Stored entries
>> BEGIN
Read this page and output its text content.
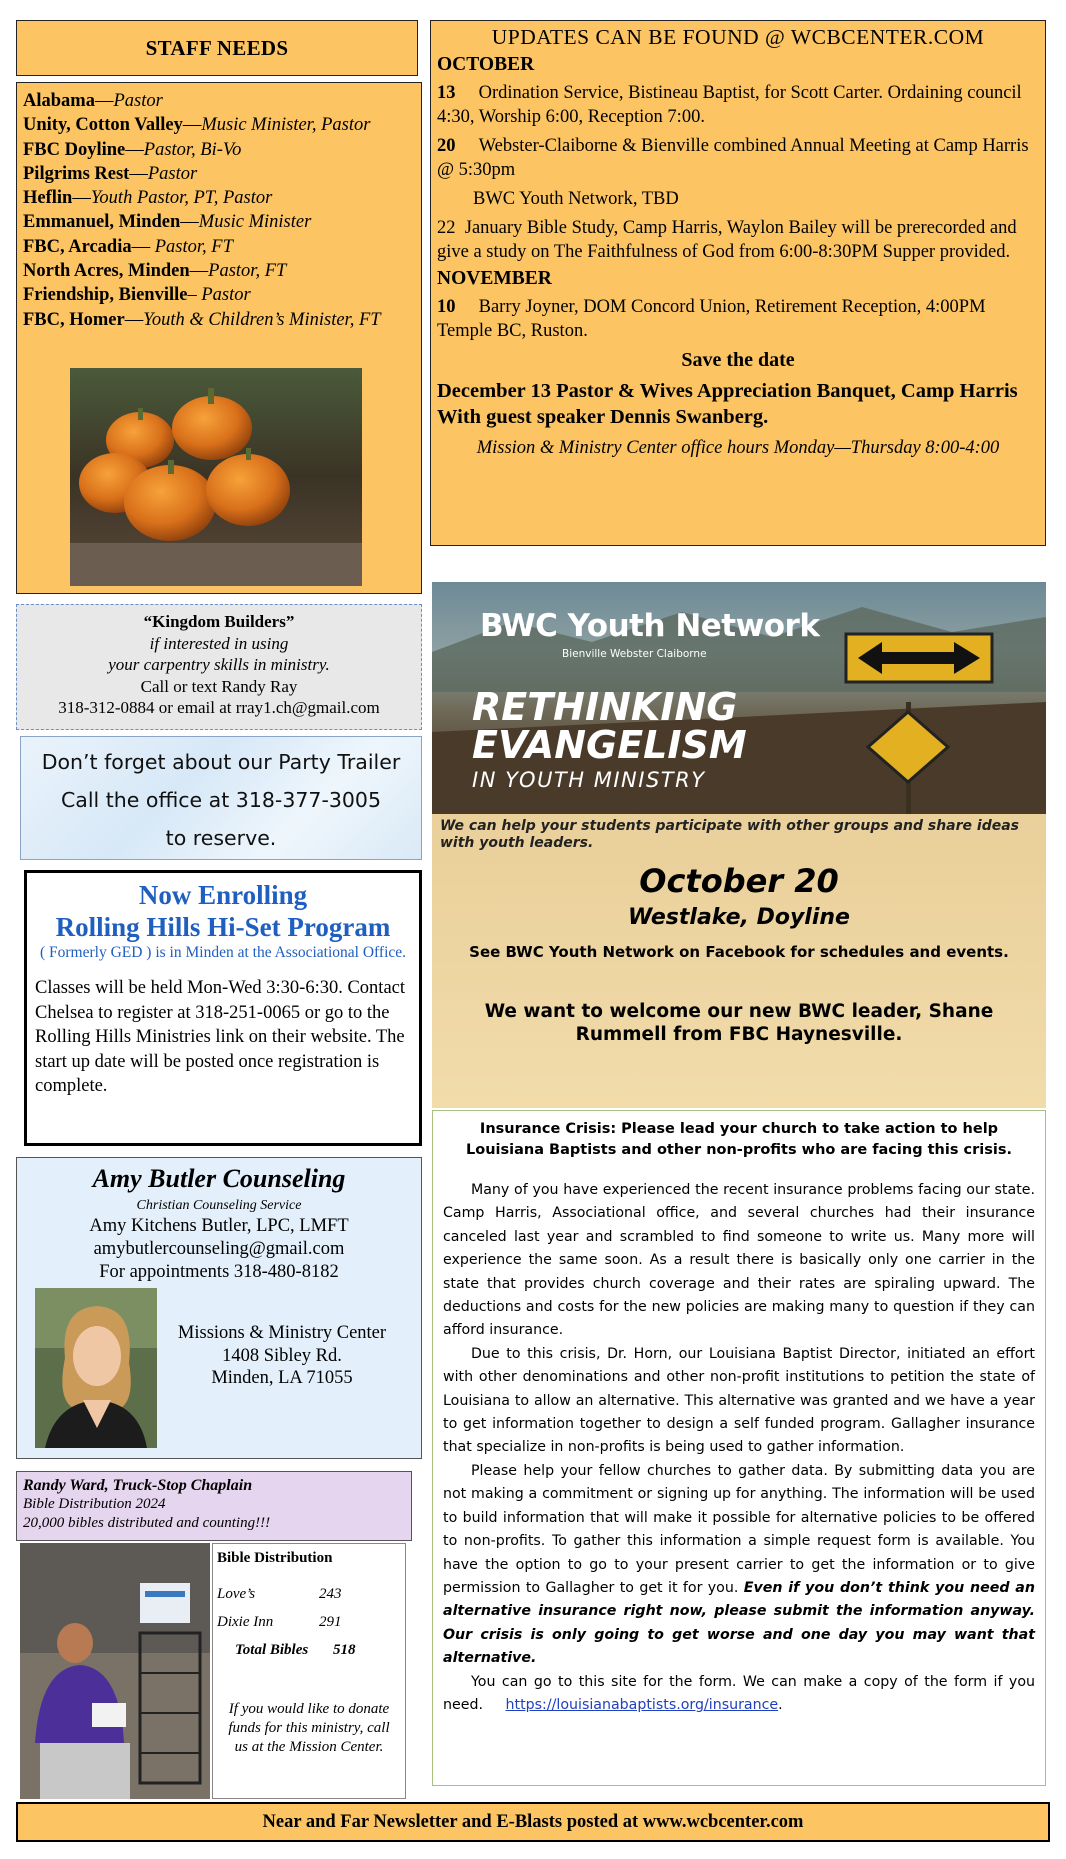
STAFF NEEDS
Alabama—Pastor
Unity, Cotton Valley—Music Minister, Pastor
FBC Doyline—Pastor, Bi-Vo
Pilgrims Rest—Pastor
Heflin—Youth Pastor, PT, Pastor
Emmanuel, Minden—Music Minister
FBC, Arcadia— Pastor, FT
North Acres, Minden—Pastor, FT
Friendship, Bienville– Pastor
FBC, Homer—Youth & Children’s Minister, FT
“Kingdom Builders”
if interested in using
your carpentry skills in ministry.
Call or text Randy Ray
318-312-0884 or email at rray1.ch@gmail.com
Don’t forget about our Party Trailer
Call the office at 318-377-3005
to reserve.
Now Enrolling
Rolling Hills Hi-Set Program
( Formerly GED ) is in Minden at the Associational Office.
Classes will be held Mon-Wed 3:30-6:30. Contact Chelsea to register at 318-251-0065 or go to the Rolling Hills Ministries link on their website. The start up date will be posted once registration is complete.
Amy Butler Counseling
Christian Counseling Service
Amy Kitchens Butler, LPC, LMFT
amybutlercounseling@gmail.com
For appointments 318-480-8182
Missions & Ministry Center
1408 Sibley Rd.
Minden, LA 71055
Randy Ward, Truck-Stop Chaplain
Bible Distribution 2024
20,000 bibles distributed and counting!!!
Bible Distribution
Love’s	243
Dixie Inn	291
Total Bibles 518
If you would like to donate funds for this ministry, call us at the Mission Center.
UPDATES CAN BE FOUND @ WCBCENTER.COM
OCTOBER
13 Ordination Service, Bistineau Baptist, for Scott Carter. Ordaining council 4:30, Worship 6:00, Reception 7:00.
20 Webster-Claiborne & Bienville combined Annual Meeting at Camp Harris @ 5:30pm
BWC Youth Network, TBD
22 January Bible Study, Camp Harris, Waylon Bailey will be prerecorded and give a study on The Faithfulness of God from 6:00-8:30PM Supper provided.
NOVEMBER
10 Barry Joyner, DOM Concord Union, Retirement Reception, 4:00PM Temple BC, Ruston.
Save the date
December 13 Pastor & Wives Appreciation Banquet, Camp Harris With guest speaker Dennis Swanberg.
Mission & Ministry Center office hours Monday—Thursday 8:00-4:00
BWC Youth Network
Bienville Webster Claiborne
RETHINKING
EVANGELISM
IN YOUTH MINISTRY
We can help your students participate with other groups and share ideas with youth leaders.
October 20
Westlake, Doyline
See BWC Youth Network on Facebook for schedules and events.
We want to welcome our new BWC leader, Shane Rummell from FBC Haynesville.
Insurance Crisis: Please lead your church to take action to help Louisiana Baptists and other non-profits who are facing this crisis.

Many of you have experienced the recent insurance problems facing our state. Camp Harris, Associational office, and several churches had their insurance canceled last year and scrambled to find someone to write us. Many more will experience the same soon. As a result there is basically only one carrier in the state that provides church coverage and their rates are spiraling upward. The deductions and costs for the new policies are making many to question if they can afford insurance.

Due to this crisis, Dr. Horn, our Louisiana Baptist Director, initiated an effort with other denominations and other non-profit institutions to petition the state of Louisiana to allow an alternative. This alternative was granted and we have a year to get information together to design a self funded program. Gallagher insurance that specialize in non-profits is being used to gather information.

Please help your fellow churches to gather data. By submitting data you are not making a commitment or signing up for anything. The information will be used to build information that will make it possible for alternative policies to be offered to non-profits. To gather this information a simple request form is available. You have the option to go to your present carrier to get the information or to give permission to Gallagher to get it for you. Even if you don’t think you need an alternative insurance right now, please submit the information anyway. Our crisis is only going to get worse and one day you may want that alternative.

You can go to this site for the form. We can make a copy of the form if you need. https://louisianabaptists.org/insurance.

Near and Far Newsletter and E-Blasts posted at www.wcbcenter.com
>> END
>> BEGIN
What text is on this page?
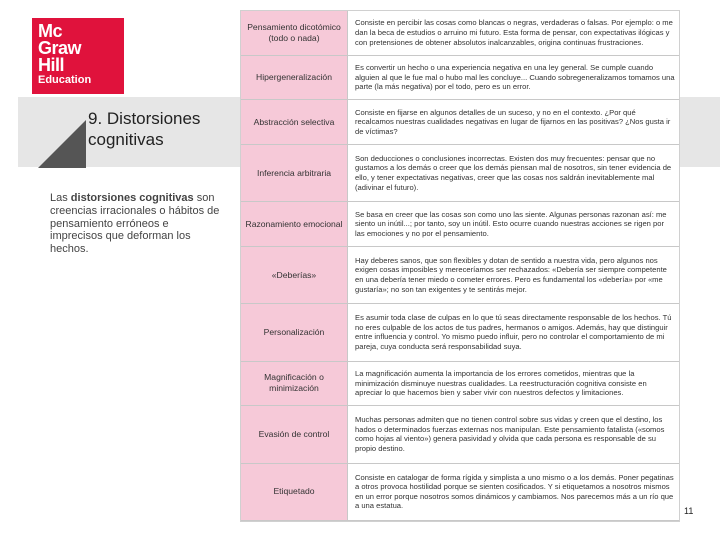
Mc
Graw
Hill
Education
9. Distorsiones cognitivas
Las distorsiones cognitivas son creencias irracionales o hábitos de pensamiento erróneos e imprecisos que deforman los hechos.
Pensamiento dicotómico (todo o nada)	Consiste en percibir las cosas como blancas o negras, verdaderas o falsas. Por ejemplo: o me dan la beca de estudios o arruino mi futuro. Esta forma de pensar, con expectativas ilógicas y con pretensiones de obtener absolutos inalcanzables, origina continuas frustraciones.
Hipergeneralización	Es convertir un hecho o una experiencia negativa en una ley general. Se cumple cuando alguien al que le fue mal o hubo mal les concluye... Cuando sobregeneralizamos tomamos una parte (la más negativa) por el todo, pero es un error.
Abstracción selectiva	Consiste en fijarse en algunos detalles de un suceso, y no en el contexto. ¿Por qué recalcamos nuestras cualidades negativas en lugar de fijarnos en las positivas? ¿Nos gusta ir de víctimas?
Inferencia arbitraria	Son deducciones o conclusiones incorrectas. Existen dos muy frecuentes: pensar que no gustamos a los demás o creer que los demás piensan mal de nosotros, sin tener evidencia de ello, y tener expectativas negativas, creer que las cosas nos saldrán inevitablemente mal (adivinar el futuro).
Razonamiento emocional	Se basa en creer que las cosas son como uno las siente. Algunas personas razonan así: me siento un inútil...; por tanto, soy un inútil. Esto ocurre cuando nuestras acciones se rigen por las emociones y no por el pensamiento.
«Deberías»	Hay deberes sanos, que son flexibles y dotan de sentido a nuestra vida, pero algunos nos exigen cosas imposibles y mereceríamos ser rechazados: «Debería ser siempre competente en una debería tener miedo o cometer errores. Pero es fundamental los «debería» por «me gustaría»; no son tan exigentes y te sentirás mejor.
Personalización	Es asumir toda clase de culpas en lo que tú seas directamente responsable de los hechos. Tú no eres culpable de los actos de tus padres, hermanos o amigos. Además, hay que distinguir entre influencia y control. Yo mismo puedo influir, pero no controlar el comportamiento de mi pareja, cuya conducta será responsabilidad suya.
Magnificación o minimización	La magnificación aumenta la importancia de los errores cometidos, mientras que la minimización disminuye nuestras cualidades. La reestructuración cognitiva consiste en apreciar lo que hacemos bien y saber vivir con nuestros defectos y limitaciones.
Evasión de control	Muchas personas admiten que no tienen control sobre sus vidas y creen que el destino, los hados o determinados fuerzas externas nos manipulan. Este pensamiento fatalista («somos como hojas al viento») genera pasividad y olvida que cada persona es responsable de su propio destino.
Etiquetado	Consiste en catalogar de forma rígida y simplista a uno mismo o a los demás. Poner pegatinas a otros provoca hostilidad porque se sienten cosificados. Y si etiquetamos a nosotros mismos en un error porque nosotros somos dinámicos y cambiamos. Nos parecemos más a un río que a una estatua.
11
>> END
>> BEGIN
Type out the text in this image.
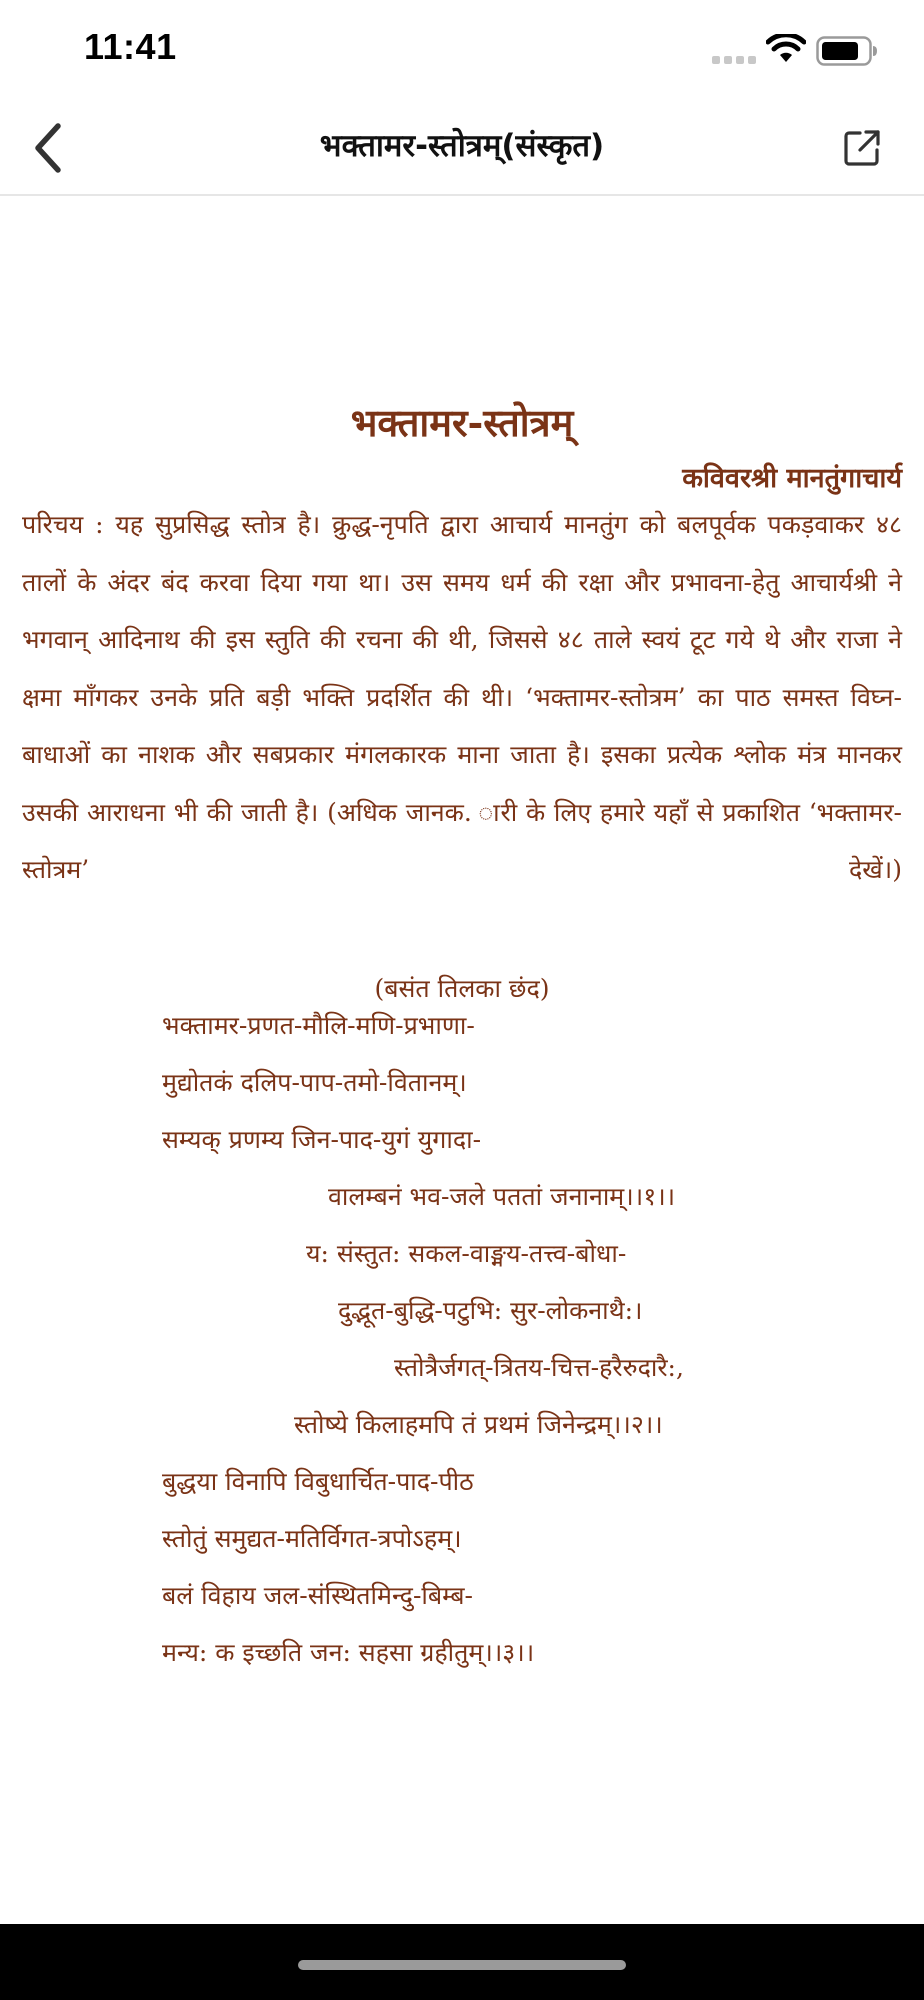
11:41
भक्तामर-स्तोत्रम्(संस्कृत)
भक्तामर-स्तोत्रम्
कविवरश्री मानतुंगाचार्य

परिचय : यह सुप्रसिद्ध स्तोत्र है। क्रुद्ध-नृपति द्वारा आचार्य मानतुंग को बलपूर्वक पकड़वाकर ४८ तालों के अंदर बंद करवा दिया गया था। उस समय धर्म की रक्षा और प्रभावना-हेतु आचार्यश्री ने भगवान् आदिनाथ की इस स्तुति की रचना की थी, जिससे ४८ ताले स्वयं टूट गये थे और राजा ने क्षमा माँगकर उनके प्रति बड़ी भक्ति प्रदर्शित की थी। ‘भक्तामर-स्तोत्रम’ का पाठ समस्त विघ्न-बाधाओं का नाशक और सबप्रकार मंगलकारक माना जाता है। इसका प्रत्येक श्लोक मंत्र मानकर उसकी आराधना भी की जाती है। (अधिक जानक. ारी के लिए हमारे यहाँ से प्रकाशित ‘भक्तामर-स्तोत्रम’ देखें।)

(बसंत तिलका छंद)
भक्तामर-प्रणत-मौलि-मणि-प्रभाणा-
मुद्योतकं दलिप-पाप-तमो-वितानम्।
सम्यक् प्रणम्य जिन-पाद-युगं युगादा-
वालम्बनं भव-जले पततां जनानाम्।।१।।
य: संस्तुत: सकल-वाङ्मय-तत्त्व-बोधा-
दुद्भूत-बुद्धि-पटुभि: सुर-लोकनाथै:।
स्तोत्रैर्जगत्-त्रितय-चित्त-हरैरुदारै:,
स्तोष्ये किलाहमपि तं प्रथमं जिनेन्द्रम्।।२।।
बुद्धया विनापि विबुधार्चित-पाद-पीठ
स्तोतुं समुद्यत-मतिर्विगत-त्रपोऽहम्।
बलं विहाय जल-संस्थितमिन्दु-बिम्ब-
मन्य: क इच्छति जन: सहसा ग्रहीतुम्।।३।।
>> END
◆ Written task ◆
Pull out every line of the records that includes the string "control".

◆ Finished exercise ◆
Personalización	Es asumir toda clase de culpas en lo que tú seas directamente responsable de los hechos. Tú no eres culpable de los actos de tus padres, hermanos o amigos. Además, hay que distinguir entre influencia y control. Yo mismo puedo influir, pero no controlar el comportamiento de mi pareja, cuya conducta será responsabilidad suya.
Evasión de control	Muchas personas admiten que no tienen control sobre sus vidas y creen que el destino, los hados o determinados fuerzas externas nos manipulan. Este pensamiento fatalista («somos como hojas al viento») genera pasividad y olvida que cada persona es responsable de su propio destino.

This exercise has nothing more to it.